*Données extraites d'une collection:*
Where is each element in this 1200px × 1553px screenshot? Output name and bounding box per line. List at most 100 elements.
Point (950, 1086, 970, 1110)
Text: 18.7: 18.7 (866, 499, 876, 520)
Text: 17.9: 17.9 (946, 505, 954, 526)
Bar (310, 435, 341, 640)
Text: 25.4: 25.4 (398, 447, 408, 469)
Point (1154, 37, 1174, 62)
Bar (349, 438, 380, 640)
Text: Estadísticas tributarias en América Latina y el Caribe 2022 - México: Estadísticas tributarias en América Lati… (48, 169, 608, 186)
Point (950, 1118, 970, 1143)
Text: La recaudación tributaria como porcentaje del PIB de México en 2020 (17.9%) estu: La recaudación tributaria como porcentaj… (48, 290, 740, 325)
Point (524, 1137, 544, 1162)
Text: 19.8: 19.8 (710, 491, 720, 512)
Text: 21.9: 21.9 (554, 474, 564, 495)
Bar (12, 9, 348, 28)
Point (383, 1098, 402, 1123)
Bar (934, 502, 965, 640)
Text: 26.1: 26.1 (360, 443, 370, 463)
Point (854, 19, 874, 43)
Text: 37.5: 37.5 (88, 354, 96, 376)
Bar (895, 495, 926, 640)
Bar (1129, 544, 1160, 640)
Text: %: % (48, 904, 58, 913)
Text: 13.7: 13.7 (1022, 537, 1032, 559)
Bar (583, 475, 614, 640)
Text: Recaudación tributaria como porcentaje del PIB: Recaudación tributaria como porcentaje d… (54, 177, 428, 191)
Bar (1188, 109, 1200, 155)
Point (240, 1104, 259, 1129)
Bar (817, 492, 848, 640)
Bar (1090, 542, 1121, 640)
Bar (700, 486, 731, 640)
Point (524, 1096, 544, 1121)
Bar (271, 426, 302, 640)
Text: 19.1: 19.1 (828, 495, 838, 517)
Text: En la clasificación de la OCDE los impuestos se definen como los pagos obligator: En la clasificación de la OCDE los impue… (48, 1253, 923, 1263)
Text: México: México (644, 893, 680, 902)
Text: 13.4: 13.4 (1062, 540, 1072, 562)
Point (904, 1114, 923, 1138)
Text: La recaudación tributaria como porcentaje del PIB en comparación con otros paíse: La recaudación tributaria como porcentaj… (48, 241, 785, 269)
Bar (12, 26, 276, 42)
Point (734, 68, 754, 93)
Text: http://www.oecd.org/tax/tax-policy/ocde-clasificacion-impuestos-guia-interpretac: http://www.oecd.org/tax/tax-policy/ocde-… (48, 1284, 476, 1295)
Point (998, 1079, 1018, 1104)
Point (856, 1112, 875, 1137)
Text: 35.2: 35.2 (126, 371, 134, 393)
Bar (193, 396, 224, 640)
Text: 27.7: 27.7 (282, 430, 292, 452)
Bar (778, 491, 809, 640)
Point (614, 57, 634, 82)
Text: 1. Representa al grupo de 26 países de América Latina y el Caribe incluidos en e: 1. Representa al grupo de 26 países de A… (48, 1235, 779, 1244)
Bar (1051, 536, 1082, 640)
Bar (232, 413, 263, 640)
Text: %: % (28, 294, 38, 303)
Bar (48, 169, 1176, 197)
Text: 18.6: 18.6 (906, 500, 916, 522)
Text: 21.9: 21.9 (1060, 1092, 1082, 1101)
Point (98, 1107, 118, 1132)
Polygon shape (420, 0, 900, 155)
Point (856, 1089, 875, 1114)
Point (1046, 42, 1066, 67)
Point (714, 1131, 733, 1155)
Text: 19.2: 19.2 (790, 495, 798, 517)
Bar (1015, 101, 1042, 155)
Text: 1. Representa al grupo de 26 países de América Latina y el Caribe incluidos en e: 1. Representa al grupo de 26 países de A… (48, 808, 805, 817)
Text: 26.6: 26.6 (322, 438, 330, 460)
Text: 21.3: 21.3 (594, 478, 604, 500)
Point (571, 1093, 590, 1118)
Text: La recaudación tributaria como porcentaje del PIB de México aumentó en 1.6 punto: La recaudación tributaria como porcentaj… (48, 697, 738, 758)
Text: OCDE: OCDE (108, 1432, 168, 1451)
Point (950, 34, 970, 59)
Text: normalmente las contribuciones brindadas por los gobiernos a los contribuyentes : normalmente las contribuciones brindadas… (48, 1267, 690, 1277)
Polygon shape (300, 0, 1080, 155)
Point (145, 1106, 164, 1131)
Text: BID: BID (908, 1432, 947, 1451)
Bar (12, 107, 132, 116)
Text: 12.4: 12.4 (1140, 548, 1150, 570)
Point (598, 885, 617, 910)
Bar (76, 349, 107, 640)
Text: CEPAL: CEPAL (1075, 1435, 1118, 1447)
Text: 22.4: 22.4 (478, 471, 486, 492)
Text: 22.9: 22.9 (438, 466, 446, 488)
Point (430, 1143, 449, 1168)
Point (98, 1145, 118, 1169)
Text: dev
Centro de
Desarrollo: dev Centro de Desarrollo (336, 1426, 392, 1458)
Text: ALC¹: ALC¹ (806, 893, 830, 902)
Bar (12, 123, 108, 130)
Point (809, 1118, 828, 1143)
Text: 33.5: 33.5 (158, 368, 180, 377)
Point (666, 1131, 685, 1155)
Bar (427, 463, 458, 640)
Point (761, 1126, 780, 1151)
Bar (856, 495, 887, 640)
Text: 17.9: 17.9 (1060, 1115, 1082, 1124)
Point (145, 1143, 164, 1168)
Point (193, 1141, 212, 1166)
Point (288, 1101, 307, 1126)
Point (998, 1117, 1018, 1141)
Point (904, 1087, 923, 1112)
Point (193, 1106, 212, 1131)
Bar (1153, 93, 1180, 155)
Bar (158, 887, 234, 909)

*Travail demandé:*
Recopiez telles quelles les lignes qui vont du début des données jusqu'à la ligne contenant « Text: 25.4: 25.4 (398, 447, 408, 469) », cette dernière comprise.

*Réponse finale:*
Where is each element in this 1200px × 1553px screenshot? Output name and bounding box per line. List at most 100 elements.
Point (950, 1086, 970, 1110)
Text: 18.7: 18.7 (866, 499, 876, 520)
Text: 17.9: 17.9 (946, 505, 954, 526)
Bar (310, 435, 341, 640)
Text: 25.4: 25.4 (398, 447, 408, 469)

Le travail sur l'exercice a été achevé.